→ GIVEN INSTRUCTION
Write out the listing beneath this instruction in its entirety, exactly as it reads.

☆ ☆ ☆

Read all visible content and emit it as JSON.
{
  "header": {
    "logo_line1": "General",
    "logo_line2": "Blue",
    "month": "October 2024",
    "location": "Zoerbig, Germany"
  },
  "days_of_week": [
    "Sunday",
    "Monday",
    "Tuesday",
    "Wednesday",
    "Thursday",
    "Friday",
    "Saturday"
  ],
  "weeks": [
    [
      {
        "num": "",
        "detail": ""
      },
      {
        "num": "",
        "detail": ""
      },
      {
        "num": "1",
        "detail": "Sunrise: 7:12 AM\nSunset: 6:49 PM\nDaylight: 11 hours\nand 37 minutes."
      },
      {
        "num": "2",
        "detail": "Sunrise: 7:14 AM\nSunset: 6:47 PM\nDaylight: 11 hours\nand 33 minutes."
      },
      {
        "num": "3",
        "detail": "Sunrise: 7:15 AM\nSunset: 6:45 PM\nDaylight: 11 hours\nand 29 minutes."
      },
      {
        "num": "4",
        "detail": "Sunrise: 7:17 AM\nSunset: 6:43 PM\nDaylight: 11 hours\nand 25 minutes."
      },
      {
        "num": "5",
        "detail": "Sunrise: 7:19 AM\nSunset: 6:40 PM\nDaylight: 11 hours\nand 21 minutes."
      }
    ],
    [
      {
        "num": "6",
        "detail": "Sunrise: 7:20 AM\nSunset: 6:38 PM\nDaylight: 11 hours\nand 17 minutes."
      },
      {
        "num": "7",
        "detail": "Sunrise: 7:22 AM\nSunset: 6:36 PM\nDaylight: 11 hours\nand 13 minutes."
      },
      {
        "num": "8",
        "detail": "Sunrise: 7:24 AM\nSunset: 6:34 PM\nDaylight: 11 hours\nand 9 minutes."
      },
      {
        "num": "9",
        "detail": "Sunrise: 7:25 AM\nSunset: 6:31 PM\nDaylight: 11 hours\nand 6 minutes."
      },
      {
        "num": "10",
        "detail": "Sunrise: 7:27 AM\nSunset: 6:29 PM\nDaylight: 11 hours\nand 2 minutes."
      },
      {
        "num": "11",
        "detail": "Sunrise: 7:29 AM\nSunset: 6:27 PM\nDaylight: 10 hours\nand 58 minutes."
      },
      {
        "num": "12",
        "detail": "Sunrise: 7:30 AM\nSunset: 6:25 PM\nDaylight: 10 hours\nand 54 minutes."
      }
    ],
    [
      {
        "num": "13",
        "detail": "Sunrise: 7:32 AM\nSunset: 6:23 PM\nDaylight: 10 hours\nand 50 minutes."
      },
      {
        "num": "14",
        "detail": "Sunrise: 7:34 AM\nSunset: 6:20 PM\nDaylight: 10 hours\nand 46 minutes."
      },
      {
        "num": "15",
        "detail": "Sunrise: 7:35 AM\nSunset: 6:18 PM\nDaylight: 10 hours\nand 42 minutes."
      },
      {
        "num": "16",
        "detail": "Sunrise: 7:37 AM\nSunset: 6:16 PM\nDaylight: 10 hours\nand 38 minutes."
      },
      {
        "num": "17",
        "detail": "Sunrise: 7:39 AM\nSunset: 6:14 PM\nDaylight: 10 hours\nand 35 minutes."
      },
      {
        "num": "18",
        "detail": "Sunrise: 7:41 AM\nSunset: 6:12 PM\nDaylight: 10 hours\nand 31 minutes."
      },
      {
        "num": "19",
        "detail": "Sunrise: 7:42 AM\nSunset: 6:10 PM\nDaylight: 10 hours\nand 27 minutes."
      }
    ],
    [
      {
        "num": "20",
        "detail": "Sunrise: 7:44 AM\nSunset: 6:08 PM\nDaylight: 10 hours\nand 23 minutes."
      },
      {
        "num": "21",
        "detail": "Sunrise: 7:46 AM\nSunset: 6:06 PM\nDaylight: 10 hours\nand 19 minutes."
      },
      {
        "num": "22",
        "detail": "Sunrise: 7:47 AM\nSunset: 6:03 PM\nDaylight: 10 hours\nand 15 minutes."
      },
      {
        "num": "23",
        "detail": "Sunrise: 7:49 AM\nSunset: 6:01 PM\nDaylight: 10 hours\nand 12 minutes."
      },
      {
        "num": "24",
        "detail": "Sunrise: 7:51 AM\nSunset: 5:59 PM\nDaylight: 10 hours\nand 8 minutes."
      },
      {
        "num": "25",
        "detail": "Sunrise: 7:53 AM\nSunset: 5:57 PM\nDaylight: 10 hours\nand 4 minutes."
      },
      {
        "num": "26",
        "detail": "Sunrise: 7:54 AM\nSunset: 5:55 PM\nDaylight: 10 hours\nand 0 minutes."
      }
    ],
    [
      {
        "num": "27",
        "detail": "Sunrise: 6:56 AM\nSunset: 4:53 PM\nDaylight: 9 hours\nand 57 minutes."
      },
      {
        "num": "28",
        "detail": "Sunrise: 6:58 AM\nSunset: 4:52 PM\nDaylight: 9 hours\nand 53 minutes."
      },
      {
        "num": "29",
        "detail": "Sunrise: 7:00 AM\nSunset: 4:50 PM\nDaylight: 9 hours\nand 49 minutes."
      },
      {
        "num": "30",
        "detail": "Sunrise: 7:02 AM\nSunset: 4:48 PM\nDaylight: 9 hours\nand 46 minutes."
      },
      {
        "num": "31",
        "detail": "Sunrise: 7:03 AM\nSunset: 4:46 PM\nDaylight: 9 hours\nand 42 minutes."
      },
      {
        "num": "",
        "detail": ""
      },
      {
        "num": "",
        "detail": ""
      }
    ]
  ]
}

☆ ☆ ☆

→ FINISHED TASK
Read all visible content and emit it as JSON.
{
  "header": {
    "logo_line1": "General",
    "logo_line2": "Blue",
    "month": "October 2024",
    "location": "Zoerbig, Germany"
  },
  "days_of_week": [
    "Sunday",
    "Monday",
    "Tuesday",
    "Wednesday",
    "Thursday",
    "Friday",
    "Saturday"
  ],
  "weeks": [
    [
      {
        "num": "",
        "detail": ""
      },
      {
        "num": "",
        "detail": ""
      },
      {
        "num": "1",
        "detail": "Sunrise: 7:12 AM\nSunset: 6:49 PM\nDaylight: 11 hours\nand 37 minutes."
      },
      {
        "num": "2",
        "detail": "Sunrise: 7:14 AM\nSunset: 6:47 PM\nDaylight: 11 hours\nand 33 minutes."
      },
      {
        "num": "3",
        "detail": "Sunrise: 7:15 AM\nSunset: 6:45 PM\nDaylight: 11 hours\nand 29 minutes."
      },
      {
        "num": "4",
        "detail": "Sunrise: 7:17 AM\nSunset: 6:43 PM\nDaylight: 11 hours\nand 25 minutes."
      },
      {
        "num": "5",
        "detail": "Sunrise: 7:19 AM\nSunset: 6:40 PM\nDaylight: 11 hours\nand 21 minutes."
      }
    ],
    [
      {
        "num": "6",
        "detail": "Sunrise: 7:20 AM\nSunset: 6:38 PM\nDaylight: 11 hours\nand 17 minutes."
      },
      {
        "num": "7",
        "detail": "Sunrise: 7:22 AM\nSunset: 6:36 PM\nDaylight: 11 hours\nand 13 minutes."
      },
      {
        "num": "8",
        "detail": "Sunrise: 7:24 AM\nSunset: 6:34 PM\nDaylight: 11 hours\nand 9 minutes."
      },
      {
        "num": "9",
        "detail": "Sunrise: 7:25 AM\nSunset: 6:31 PM\nDaylight: 11 hours\nand 6 minutes."
      },
      {
        "num": "10",
        "detail": "Sunrise: 7:27 AM\nSunset: 6:29 PM\nDaylight: 11 hours\nand 2 minutes."
      },
      {
        "num": "11",
        "detail": "Sunrise: 7:29 AM\nSunset: 6:27 PM\nDaylight: 10 hours\nand 58 minutes."
      },
      {
        "num": "12",
        "detail": "Sunrise: 7:30 AM\nSunset: 6:25 PM\nDaylight: 10 hours\nand 54 minutes."
      }
    ],
    [
      {
        "num": "13",
        "detail": "Sunrise: 7:32 AM\nSunset: 6:23 PM\nDaylight: 10 hours\nand 50 minutes."
      },
      {
        "num": "14",
        "detail": "Sunrise: 7:34 AM\nSunset: 6:20 PM\nDaylight: 10 hours\nand 46 minutes."
      },
      {
        "num": "15",
        "detail": "Sunrise: 7:35 AM\nSunset: 6:18 PM\nDaylight: 10 hours\nand 42 minutes."
      },
      {
        "num": "16",
        "detail": "Sunrise: 7:37 AM\nSunset: 6:16 PM\nDaylight: 10 hours\nand 38 minutes."
      },
      {
        "num": "17",
        "detail": "Sunrise: 7:39 AM\nSunset: 6:14 PM\nDaylight: 10 hours\nand 35 minutes."
      },
      {
        "num": "18",
        "detail": "Sunrise: 7:41 AM\nSunset: 6:12 PM\nDaylight: 10 hours\nand 31 minutes."
      },
      {
        "num": "19",
        "detail": "Sunrise: 7:42 AM\nSunset: 6:10 PM\nDaylight: 10 hours\nand 27 minutes."
      }
    ],
    [
      {
        "num": "20",
        "detail": "Sunrise: 7:44 AM\nSunset: 6:08 PM\nDaylight: 10 hours\nand 23 minutes."
      },
      {
        "num": "21",
        "detail": "Sunrise: 7:46 AM\nSunset: 6:06 PM\nDaylight: 10 hours\nand 19 minutes."
      },
      {
        "num": "22",
        "detail": "Sunrise: 7:47 AM\nSunset: 6:03 PM\nDaylight: 10 hours\nand 15 minutes."
      },
      {
        "num": "23",
        "detail": "Sunrise: 7:49 AM\nSunset: 6:01 PM\nDaylight: 10 hours\nand 12 minutes."
      },
      {
        "num": "24",
        "detail": "Sunrise: 7:51 AM\nSunset: 5:59 PM\nDaylight: 10 hours\nand 8 minutes."
      },
      {
        "num": "25",
        "detail": "Sunrise: 7:53 AM\nSunset: 5:57 PM\nDaylight: 10 hours\nand 4 minutes."
      },
      {
        "num": "26",
        "detail": "Sunrise: 7:54 AM\nSunset: 5:55 PM\nDaylight: 10 hours\nand 0 minutes."
      }
    ],
    [
      {
        "num": "27",
        "detail": "Sunrise: 6:56 AM\nSunset: 4:53 PM\nDaylight: 9 hours\nand 57 minutes."
      },
      {
        "num": "28",
        "detail": "Sunrise: 6:58 AM\nSunset: 4:52 PM\nDaylight: 9 hours\nand 53 minutes."
      },
      {
        "num": "29",
        "detail": "Sunrise: 7:00 AM\nSunset: 4:50 PM\nDaylight: 9 hours\nand 49 minutes."
      },
      {
        "num": "30",
        "detail": "Sunrise: 7:02 AM\nSunset: 4:48 PM\nDaylight: 9 hours\nand 46 minutes."
      },
      {
        "num": "31",
        "detail": "Sunrise: 7:03 AM\nSunset: 4:46 PM\nDaylight: 9 hours\nand 42 minutes."
      },
      {
        "num": "",
        "detail": ""
      },
      {
        "num": "",
        "detail": ""
      }
    ]
  ]
}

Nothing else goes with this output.